- Stated task -
Pull out each line of the records holding the string "可以通过".

[Saved entries]
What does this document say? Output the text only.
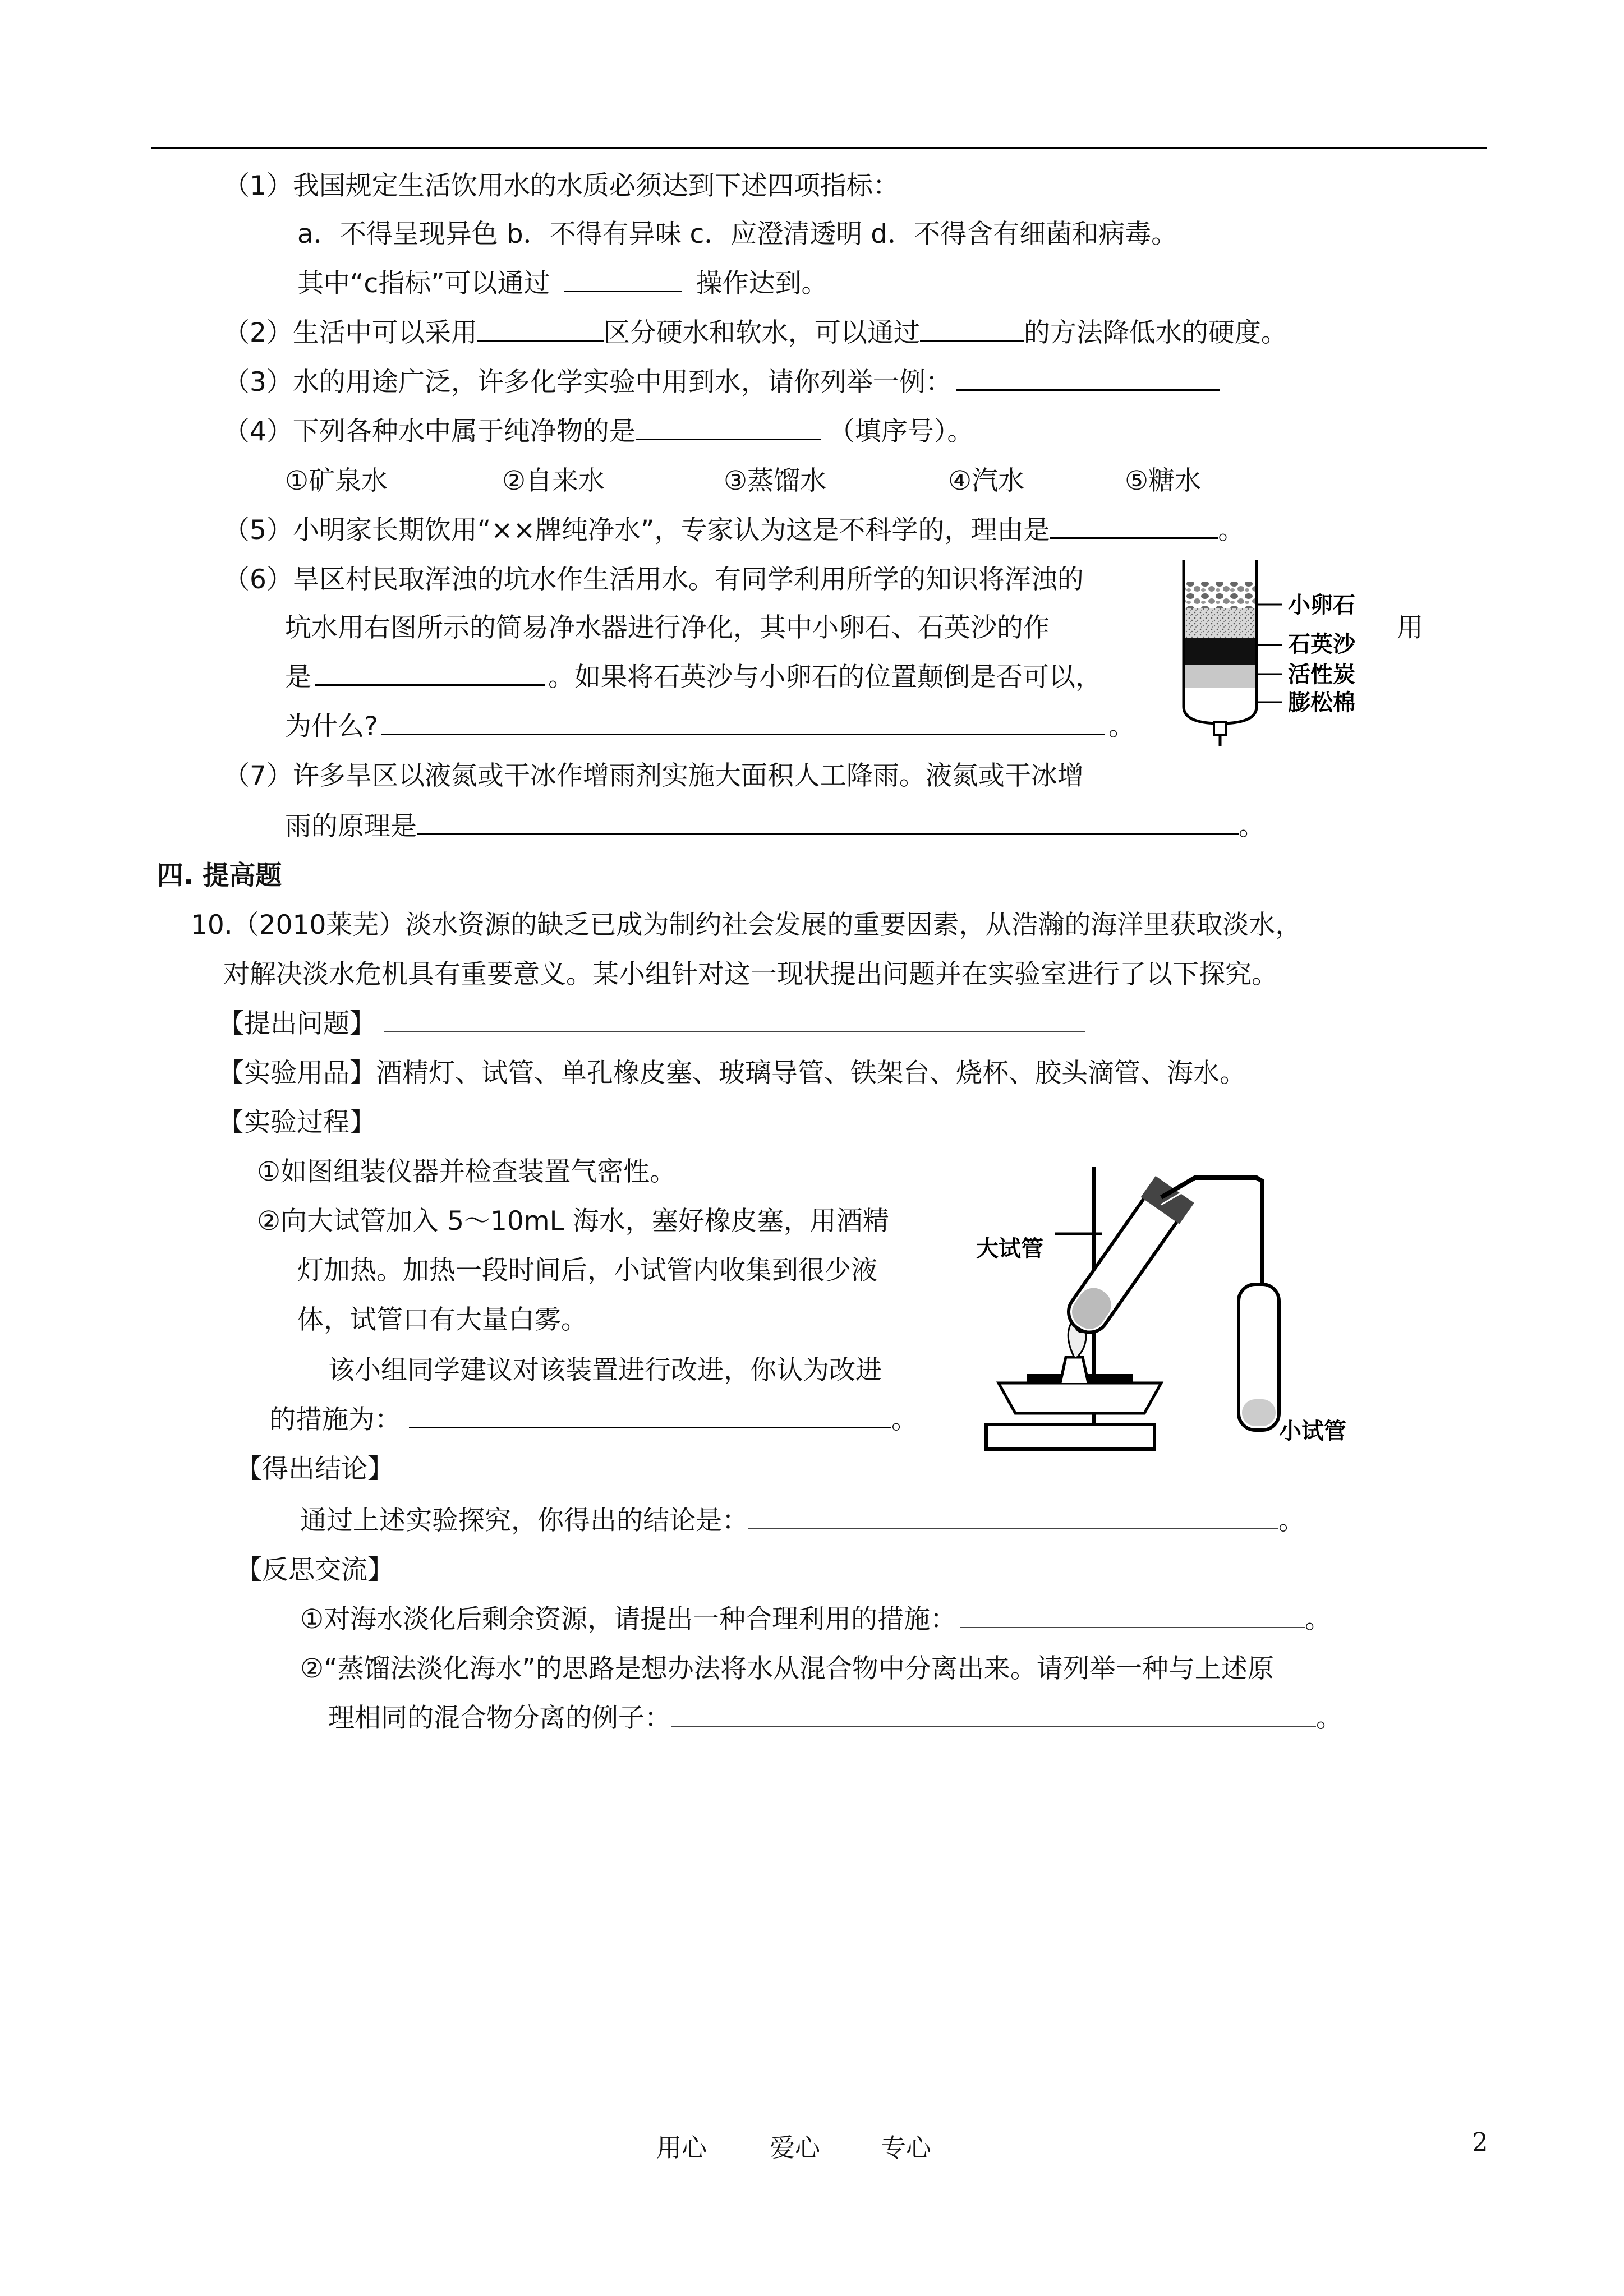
（1）我国规定生活饮用水的水质必须达到下述四项指标：
a．不得呈现异色 b．不得有异味 c．应澄清透明 d．不得含有细菌和病毒。
其中“c指标”可以通过	操作达到。
（2）生活中可以采用	区分硬水和软水，可以通过	的方法降低水的硬度。
（3）水的用途广泛，许多化学实验中用到水，请你列举一例：
（4）下列各种水中属于纯净物的是	（填序号）。
①矿泉水	②自来水	③蒸馏水	④汽水	⑤糖水
（5）小明家长期饮用“××牌纯净水”，专家认为这是不科学的，理由是	。
（6）旱区村民取浑浊的坑水作生活用水。有同学利用所学的知识将浑浊的
坑水用右图所示的简易净水器进行净化，其中小卵石、石英沙的作	用
是	。如果将石英沙与小卵石的位置颠倒是否可以，
为什么?	。
小卵石
石英沙
活性炭
膨松棉
（7）许多旱区以液氮或干冰作增雨剂实施大面积人工降雨。液氮或干冰增
雨的原理是	。
四. 提高题
10.（2010莱芜）淡水资源的缺乏已成为制约社会发展的重要因素，从浩瀚的海洋里获取淡水，
对解决淡水危机具有重要意义。某小组针对这一现状提出问题并在实验室进行了以下探究。
【提出问题】
【实验用品】酒精灯、试管、单孔橡皮塞、玻璃导管、铁架台、烧杯、胶头滴管、海水。
【实验过程】
①如图组装仪器并检查装置气密性。
②向大试管加入 5～10mL 海水，塞好橡皮塞，用酒精
灯加热。加热一段时间后，小试管内收集到很少液
体，试管口有大量白雾。
该小组同学建议对该装置进行改进，你认为改进
的措施为：	。
大试管
小试管
【得出结论】
通过上述实验探究，你得出的结论是：	。
【反思交流】
①对海水淡化后剩余资源，请提出一种合理利用的措施：	。
②“蒸馏法淡化海水”的思路是想办法将水从混合物中分离出来。请列举一种与上述原
理相同的混合物分离的例子：	。
用心 爱心 专心	2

- Finished task -
其中“c指标”可以通过	操作达到。
（2）生活中可以采用	区分硬水和软水，可以通过	的方法降低水的硬度。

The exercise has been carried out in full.